Stored data:
-----
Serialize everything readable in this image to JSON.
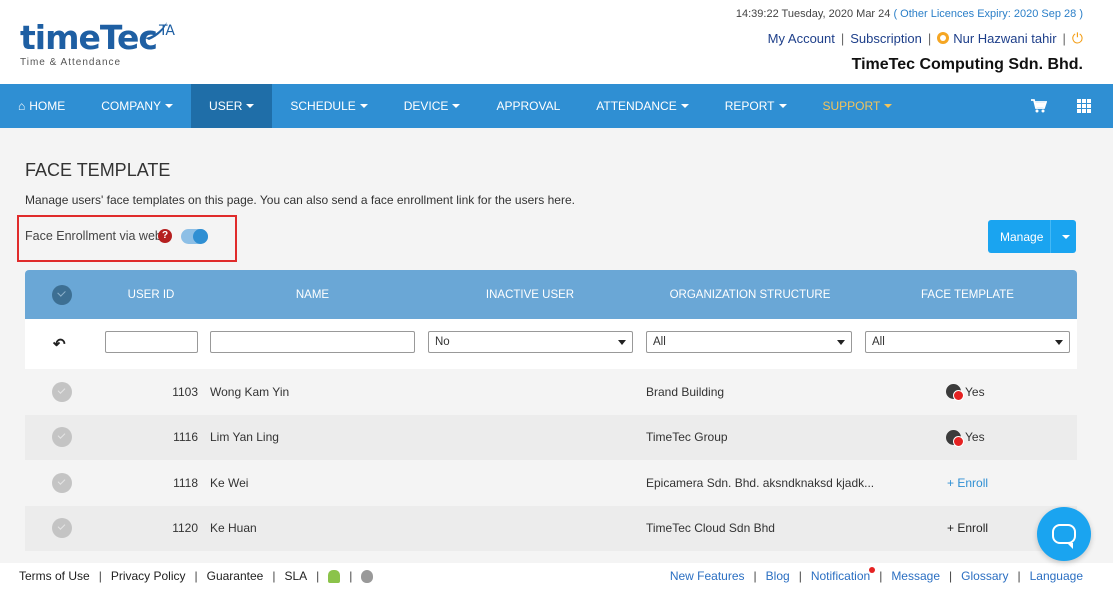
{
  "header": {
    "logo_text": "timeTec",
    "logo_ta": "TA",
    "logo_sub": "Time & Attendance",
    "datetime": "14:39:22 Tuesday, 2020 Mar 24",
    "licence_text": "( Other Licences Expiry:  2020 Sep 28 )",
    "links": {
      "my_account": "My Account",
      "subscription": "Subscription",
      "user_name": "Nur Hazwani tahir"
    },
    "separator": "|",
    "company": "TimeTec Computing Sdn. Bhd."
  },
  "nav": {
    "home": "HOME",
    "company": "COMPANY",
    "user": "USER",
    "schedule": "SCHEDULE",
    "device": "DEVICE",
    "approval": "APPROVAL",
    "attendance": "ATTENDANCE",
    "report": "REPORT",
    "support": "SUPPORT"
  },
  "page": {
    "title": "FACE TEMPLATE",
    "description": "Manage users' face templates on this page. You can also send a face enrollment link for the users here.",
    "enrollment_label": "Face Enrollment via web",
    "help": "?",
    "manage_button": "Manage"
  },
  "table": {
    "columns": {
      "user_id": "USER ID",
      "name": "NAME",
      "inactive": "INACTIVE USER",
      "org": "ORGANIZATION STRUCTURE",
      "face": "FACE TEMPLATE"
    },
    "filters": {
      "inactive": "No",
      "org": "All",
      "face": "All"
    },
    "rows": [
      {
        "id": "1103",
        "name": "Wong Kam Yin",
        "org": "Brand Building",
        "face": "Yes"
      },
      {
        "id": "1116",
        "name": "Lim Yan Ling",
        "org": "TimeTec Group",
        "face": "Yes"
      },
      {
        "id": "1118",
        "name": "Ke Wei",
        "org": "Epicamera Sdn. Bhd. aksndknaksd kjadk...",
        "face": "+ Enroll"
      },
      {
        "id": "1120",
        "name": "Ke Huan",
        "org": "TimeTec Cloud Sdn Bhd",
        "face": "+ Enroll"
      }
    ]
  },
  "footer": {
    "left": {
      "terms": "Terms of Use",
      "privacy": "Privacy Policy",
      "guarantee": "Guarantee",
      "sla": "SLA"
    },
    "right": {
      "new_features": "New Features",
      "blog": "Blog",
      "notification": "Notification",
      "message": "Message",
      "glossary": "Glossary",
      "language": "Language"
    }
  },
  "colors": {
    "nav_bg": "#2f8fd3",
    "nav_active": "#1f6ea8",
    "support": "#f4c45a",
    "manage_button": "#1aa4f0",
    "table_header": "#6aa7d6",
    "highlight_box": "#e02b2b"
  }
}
-----
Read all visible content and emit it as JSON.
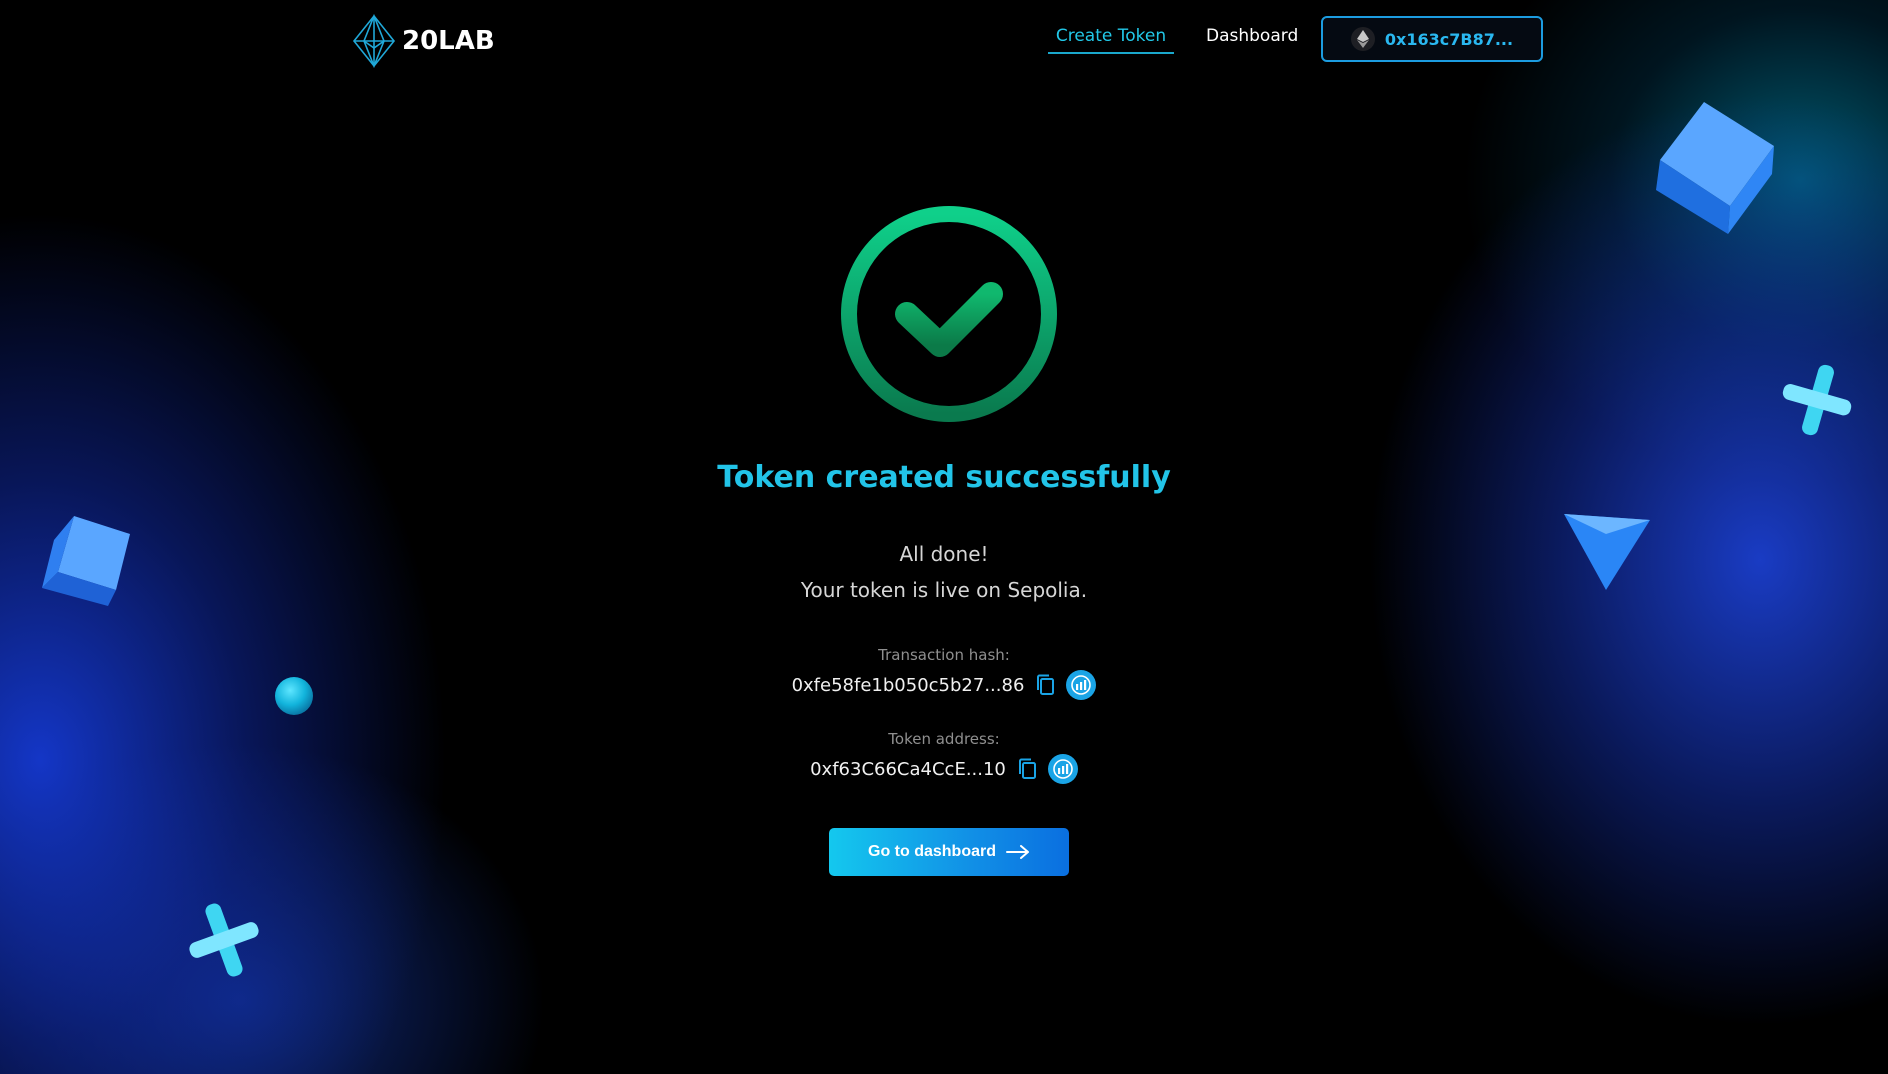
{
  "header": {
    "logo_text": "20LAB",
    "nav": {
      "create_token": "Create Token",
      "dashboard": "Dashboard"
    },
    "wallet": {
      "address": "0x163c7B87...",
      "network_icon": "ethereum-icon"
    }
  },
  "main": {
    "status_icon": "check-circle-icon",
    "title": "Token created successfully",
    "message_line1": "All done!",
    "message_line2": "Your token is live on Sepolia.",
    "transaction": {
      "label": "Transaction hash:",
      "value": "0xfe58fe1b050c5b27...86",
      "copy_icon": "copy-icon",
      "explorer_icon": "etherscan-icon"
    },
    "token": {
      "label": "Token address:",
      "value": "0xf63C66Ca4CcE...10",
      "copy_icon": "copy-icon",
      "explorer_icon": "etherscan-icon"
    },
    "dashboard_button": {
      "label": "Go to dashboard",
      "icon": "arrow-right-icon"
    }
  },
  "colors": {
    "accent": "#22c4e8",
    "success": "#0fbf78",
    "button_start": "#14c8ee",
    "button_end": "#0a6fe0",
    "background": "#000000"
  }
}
-----
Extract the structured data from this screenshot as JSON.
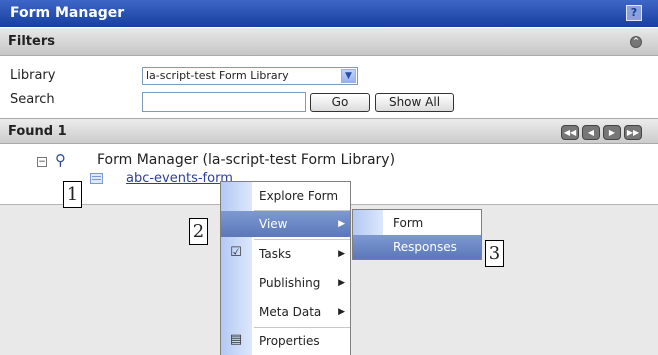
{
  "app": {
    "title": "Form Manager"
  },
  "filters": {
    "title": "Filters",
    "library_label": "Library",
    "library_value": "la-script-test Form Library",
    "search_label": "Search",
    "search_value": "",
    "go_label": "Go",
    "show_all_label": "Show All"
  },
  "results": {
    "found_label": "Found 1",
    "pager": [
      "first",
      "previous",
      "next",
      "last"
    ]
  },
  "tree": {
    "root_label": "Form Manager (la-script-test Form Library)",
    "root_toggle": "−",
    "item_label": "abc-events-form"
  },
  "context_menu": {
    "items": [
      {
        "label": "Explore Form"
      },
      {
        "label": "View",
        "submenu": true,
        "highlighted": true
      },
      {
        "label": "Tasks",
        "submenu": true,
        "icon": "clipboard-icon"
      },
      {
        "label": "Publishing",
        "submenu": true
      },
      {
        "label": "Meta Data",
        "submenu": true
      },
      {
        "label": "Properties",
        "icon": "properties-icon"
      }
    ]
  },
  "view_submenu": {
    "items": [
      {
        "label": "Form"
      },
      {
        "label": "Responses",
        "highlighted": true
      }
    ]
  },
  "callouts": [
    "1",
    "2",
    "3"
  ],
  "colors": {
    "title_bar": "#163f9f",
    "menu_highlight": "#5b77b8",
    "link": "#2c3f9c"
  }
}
-----
## Problem to work on
In the listing above, find the lines holding the word "test" and copy them.

## Exercise output
    "library_value": "la-script-test Form Library",
    "root_label": "Form Manager (la-script-test Form Library)",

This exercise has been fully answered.